— BEGIN —
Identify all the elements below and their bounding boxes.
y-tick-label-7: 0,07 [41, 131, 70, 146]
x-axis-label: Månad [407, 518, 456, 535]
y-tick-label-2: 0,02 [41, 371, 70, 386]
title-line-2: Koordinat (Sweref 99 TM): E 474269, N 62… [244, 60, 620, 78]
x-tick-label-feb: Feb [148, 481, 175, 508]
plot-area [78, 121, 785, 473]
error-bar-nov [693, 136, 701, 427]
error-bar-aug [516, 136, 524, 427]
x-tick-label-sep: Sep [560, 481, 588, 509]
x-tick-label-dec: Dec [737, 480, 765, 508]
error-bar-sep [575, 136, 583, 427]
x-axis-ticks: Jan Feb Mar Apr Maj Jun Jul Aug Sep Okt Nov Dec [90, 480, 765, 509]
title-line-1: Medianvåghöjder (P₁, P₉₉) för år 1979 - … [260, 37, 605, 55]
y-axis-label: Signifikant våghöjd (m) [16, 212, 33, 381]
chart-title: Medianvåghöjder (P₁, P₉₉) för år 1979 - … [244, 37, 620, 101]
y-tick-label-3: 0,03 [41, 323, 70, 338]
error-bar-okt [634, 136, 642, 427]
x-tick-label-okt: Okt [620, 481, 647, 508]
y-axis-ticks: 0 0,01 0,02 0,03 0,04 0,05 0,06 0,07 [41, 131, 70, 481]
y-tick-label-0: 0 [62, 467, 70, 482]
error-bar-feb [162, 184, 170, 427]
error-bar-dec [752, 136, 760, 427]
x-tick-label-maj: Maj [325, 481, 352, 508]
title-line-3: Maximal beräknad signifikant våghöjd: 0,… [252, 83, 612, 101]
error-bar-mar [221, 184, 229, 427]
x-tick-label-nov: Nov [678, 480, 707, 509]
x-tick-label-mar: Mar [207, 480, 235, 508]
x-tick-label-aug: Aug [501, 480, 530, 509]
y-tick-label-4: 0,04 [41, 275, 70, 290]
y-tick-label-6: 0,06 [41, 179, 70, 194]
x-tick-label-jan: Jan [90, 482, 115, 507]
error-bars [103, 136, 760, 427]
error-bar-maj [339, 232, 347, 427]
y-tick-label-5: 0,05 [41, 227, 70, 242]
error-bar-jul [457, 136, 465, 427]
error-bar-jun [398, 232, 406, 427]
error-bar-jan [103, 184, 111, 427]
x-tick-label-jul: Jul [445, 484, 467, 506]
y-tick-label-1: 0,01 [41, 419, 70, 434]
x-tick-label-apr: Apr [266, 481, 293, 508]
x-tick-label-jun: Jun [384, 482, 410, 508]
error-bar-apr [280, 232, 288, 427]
— END —
Prompt – Please copy out the material above, replacing each "x-tick-label" with "month-label" and leaving everything else untouched.

Full answer –
Identify all the elements below and their bounding boxes.
y-tick-label-7: 0,07 [41, 131, 70, 146]
x-axis-label: Månad [407, 518, 456, 535]
y-tick-label-2: 0,02 [41, 371, 70, 386]
title-line-2: Koordinat (Sweref 99 TM): E 474269, N 62… [244, 60, 620, 78]
month-label-feb: Feb [148, 481, 175, 508]
plot-area [78, 121, 785, 473]
error-bar-nov [693, 136, 701, 427]
error-bar-aug [516, 136, 524, 427]
month-label-sep: Sep [560, 481, 588, 509]
month-label-dec: Dec [737, 480, 765, 508]
error-bar-sep [575, 136, 583, 427]
x-axis-ticks: Jan Feb Mar Apr Maj Jun Jul Aug Sep Okt Nov Dec [90, 480, 765, 509]
title-line-1: Medianvåghöjder (P₁, P₉₉) för år 1979 - … [260, 37, 605, 55]
y-axis-label: Signifikant våghöjd (m) [16, 212, 33, 381]
chart-title: Medianvåghöjder (P₁, P₉₉) för år 1979 - … [244, 37, 620, 101]
y-tick-label-3: 0,03 [41, 323, 70, 338]
error-bar-okt [634, 136, 642, 427]
month-label-okt: Okt [620, 481, 647, 508]
y-axis-ticks: 0 0,01 0,02 0,03 0,04 0,05 0,06 0,07 [41, 131, 70, 481]
y-tick-label-0: 0 [62, 467, 70, 482]
error-bar-feb [162, 184, 170, 427]
error-bar-dec [752, 136, 760, 427]
month-label-maj: Maj [325, 481, 352, 508]
title-line-3: Maximal beräknad signifikant våghöjd: 0,… [252, 83, 612, 101]
error-bar-mar [221, 184, 229, 427]
month-label-nov: Nov [678, 480, 707, 509]
month-label-mar: Mar [207, 480, 235, 508]
month-label-aug: Aug [501, 480, 530, 509]
y-tick-label-4: 0,04 [41, 275, 70, 290]
y-tick-label-6: 0,06 [41, 179, 70, 194]
month-label-jan: Jan [90, 482, 115, 507]
error-bars [103, 136, 760, 427]
error-bar-maj [339, 232, 347, 427]
y-tick-label-5: 0,05 [41, 227, 70, 242]
error-bar-jul [457, 136, 465, 427]
error-bar-jun [398, 232, 406, 427]
error-bar-jan [103, 184, 111, 427]
month-label-jul: Jul [445, 484, 467, 506]
y-tick-label-1: 0,01 [41, 419, 70, 434]
month-label-apr: Apr [266, 481, 293, 508]
month-label-jun: Jun [384, 482, 410, 508]
error-bar-apr [280, 232, 288, 427]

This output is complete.